Task details
Search the entries below. Return every line that has "води" in it.

[Extracted records]
━━━━━━

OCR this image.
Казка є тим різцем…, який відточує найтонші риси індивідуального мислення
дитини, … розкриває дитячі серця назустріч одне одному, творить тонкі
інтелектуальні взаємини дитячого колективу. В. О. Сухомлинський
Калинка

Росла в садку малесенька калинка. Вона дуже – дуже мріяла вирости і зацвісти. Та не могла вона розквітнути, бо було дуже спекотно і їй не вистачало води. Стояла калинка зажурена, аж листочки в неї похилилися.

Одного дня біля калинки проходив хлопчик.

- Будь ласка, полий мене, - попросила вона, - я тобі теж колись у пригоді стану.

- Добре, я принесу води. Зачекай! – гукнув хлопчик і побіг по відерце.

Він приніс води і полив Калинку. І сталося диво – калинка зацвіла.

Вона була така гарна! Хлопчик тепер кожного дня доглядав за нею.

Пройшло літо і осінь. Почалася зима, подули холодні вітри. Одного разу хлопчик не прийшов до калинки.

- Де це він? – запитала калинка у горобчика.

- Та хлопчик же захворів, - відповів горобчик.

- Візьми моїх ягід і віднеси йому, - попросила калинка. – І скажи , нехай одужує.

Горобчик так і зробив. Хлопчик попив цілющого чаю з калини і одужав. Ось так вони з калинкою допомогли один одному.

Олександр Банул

━━━━━━

Worked solution
Росла в садку малесенька калинка. Вона дуже – дуже мріяла вирости і зацвісти. Та не могла вона розквітнути, бо було дуже спекотно і їй не вистачало води. Стояла калинка зажурена, аж листочки в неї похилилися.
- Добре, я принесу води. Зачекай! – гукнув хлопчик і побіг по відерце.
Він приніс води і полив Калинку. І сталося диво – калинка зацвіла.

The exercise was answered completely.